■ STATED GOAL 1
Put these rows into a Markdown table with the columns "Number" and "Line," leaving out any blank lines. Begin at the first row of the records and stop after the row that contains "staticText: Password xyxy=(38,193,82,206)".

Pattern Matching Methods

col_vals_regex: do string-based column data match a regular expression?

- col_vals_regex:
    columns: [column_name]             # REQUIRED: Column(s) to validate
    pattern: "^[A-Z]{2,3}$"            # REQUIRED: Regular expression pattern
    na_pass: false                     # OPTIONAL: Pass NULL values
    pre: |                             # OPTIONAL: Data preprocessing
      lambda df: df.filter(condition)
    thresholds:                        # OPTIONAL: Step-level thresholds
      warning: 0.1
    actions:                           # OPTIONAL: Step-level actions
      warning: "Custom message"
    brief: "Values match pattern"      # OPTIONAL: Step description

Custom Expression Methods

col_vals_expr: do column data agree with a predicate expression?

- col_vals_expr:
    expr:                              # REQUIRED: Custom validation expression
      python: |
        pl.when(pl.col("status") == "active")
        .then(pl.col("value") > 0)
        .otherwise(pl.lit(True))
    pre: |                             # OPTIONAL: Data preprocessing
      lambda df: df.filter(condition)
    thresholds:                        # OPTIONAL: Step-level thresholds
      warning: 0.1
    actions:                           # OPTIONAL: Step-level actions
      warning: "Custom message"
    brief: "Custom validation rule"    # OPTIONAL: Step description

Row-based Validations

rows_distinct: are row data distinct?

- rows_distinct                        # Simple form

- rows_distinct:                       # With parameters
    columns_subset: [col1, col2]       # OPTIONAL: Check subset of columns
    pre: |                             # OPTIONAL: Data preprocessing
      lambda df: df.filter(condition)
    thresholds:                        # OPTIONAL: Step-level thresholds
      warning: 0.1
    actions:                           # OPTIONAL: Step-level actions
      warning: "Custom message"
    brief: "No duplicate rows"         # OPTIONAL: Step description

rows_complete: are row data complete?

- rows_complete                        # Simple form

- rows_complete:                       # With parameters
    columns_subset: [col1, col2]       # OPTIONAL: Check subset of columns
    pre: |                             # OPTIONAL: Data preprocessing
      lambda df: df.filter(condition)

■ DATA SUPPLIED

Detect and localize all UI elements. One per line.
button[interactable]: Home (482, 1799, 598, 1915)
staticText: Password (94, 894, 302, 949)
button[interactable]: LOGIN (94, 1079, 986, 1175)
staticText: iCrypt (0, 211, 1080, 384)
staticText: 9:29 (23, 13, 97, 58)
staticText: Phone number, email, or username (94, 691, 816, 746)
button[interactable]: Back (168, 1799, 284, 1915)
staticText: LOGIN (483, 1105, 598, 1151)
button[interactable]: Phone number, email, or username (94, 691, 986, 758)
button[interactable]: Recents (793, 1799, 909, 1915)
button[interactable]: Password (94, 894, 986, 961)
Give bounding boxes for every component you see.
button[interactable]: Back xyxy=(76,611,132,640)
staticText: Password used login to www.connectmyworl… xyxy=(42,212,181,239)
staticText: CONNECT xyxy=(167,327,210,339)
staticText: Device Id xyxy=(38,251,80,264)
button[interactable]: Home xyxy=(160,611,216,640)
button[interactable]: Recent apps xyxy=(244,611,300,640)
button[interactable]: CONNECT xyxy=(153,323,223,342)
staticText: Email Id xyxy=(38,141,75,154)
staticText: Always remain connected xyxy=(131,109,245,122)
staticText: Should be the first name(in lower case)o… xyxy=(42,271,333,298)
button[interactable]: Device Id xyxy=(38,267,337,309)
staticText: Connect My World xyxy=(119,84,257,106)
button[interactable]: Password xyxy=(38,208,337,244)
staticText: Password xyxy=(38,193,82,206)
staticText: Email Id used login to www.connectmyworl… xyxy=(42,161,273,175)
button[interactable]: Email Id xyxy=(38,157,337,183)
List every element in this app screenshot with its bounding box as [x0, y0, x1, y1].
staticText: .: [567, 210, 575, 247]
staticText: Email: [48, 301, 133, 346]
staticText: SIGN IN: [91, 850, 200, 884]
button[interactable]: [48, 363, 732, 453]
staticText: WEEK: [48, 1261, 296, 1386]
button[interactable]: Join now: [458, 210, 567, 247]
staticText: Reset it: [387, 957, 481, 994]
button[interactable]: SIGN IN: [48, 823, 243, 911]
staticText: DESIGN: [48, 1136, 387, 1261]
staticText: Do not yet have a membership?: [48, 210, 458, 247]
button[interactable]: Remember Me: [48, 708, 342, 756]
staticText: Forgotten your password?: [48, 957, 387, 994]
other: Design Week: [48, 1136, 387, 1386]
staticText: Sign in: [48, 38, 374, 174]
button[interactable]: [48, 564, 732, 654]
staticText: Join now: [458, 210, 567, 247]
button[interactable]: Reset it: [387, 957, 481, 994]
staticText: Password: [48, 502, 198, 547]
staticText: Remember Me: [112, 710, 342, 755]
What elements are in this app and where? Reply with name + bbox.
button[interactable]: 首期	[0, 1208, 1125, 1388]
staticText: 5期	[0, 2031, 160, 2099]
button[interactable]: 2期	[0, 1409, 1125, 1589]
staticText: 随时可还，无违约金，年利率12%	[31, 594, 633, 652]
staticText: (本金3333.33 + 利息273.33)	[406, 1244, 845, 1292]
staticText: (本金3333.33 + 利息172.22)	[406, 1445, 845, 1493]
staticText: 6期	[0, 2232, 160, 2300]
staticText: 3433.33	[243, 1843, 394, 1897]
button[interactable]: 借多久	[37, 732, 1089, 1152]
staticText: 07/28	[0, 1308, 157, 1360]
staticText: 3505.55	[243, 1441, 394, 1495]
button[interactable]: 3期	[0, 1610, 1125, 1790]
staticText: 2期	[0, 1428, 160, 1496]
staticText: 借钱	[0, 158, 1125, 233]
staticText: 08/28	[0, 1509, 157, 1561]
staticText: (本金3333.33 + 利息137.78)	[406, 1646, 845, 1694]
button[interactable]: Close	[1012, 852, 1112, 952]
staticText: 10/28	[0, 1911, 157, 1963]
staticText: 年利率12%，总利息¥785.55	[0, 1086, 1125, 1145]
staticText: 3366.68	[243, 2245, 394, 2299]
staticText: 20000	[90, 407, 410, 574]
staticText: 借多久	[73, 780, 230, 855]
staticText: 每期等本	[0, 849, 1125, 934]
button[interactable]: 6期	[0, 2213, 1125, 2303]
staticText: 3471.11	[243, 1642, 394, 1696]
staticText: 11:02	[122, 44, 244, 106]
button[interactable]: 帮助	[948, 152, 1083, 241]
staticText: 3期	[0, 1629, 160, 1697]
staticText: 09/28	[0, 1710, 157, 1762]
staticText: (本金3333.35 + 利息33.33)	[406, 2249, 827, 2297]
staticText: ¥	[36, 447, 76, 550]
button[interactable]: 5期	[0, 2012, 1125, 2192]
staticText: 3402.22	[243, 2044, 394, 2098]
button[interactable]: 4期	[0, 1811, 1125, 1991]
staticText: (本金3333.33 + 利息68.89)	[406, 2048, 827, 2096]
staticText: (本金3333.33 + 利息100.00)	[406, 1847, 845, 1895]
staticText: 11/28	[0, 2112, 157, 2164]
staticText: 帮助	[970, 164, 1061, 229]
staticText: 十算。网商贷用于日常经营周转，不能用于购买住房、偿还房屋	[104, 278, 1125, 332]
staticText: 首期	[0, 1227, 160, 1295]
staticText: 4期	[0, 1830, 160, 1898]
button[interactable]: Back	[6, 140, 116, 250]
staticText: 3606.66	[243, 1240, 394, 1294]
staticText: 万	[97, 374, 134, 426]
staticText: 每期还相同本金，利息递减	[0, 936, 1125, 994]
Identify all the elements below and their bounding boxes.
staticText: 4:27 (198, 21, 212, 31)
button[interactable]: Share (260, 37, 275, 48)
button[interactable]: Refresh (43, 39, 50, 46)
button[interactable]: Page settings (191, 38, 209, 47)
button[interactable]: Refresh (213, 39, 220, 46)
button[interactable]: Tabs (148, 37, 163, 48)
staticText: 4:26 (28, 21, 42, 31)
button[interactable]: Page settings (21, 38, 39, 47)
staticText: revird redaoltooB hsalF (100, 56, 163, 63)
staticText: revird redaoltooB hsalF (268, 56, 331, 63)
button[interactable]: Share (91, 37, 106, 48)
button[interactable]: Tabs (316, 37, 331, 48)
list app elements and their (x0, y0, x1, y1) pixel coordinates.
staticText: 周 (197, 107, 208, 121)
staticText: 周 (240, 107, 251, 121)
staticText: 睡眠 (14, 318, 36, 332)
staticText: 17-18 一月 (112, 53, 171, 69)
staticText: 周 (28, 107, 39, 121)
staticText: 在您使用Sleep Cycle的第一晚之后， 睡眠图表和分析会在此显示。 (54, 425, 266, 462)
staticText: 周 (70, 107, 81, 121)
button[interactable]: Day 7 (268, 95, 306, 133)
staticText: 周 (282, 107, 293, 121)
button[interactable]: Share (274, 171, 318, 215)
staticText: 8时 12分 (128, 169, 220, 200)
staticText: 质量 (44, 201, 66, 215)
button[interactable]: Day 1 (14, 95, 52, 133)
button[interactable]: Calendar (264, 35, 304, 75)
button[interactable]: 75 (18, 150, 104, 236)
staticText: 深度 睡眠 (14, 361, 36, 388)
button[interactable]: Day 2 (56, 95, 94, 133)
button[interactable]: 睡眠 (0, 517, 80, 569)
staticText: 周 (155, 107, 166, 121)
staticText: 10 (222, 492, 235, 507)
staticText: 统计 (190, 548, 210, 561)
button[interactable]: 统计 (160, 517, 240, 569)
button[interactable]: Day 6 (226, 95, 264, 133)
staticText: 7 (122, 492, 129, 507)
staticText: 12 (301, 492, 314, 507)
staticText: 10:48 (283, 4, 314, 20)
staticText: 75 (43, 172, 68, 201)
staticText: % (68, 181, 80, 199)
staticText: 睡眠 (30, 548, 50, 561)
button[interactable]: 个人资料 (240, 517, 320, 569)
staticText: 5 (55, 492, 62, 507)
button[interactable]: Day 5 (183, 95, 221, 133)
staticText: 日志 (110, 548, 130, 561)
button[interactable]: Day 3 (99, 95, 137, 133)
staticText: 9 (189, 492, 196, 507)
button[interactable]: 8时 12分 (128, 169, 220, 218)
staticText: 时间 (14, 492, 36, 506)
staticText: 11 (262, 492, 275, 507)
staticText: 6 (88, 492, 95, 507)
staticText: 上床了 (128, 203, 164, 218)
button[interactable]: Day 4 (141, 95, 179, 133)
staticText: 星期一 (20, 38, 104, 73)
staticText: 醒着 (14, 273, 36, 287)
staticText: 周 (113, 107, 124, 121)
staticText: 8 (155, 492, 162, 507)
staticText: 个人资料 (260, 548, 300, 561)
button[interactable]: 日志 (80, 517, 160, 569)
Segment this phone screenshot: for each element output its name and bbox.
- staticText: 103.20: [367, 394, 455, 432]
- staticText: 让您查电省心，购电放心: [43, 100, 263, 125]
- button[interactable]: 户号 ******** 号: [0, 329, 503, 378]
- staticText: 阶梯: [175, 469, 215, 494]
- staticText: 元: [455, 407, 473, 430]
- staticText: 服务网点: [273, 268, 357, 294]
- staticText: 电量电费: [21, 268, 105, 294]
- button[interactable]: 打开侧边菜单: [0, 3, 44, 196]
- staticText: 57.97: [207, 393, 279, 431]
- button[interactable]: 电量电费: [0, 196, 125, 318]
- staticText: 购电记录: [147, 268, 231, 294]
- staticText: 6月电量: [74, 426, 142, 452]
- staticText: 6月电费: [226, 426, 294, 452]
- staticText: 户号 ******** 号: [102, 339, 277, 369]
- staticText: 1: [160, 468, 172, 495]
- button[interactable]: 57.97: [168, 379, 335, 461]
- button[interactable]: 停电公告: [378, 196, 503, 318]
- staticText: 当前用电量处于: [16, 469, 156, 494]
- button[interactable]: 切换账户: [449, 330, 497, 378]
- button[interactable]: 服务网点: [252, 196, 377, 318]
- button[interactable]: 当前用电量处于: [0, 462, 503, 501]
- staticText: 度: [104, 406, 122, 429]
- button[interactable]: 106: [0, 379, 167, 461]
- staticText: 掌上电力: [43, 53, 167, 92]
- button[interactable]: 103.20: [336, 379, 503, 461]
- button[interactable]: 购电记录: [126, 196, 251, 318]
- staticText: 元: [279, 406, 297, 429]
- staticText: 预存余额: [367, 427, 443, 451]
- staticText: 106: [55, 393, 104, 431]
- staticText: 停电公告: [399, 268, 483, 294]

■ STATED GOAL 2
Using the validation reference, answer yes or no to each statement and quote the deciding words: (a) In col_vals_regex, na_pass is a required setting. (b) In col_vals_expr, the expr setting is required. (c) The example pattern given for col_vals_regex is ^[A-Z]{2,3}$.

■ EXPECTED OUTPUT 1
| Number | Line |
|---|---|
| 1 | Detect and localize all UI elements. One per line. |
| 2 | button[interactable]: Home (482, 1799, 598, 1915) |
| 3 | staticText: Password (94, 894, 302, 949) |
| 4 | button[interactable]: LOGIN (94, 1079, 986, 1175) |
| 5 | staticText: iCrypt (0, 211, 1080, 384) |
| 6 | staticText: 9:29 (23, 13, 97, 58) |
| 7 | staticText: Phone number, email, or username (94, 691, 816, 746) |
| 8 | button[interactable]: Back (168, 1799, 284, 1915) |
| 9 | staticText: LOGIN (483, 1105, 598, 1151) |
| 10 | button[interactable]: Phone number, email, or username (94, 691, 986, 758) |
| 11 | button[interactable]: Recents (793, 1799, 909, 1915) |
| 12 | button[interactable]: Password (94, 894, 986, 961) |
| 13 | Give bounding boxes for every component you see. |
| 14 | button[interactable]: Back xyxy=(76,611,132,640) |
| 15 | staticText: Password used login to www.connectmyworl… xyxy=(42,212,181,239) |
| 16 | staticText: CONNECT xyxy=(167,327,210,339) |
| 17 | staticText: Device Id xyxy=(38,251,80,264) |
| 18 | button[interactable]: Home xyxy=(160,611,216,640) |
| 19 | button[interactable]: Recent apps xyxy=(244,611,300,640) |
| 20 | button[interactable]: CONNECT xyxy=(153,323,223,342) |
| 21 | staticText: Email Id xyxy=(38,141,75,154) |
| 22 | staticText: Always remain connected xyxy=(131,109,245,122) |
| 23 | staticText: Should be the first name(in lower case)o… xyxy=(42,271,333,298) |
| 24 | button[interactable]: Device Id xyxy=(38,267,337,309) |
| 25 | staticText: Connect My World xyxy=(119,84,257,106) |
| 26 | button[interactable]: Password xyxy=(38,208,337,244) |
| 27 | staticText: Password xyxy=(38,193,82,206) |

■ EXPECTED OUTPUT 2
(a) No: "OPTIONAL: Pass NULL values"
(b) Yes: "REQUIRED: Custom validation expression"
(c) Yes: "pattern: "^[A-Z]{2,3}$""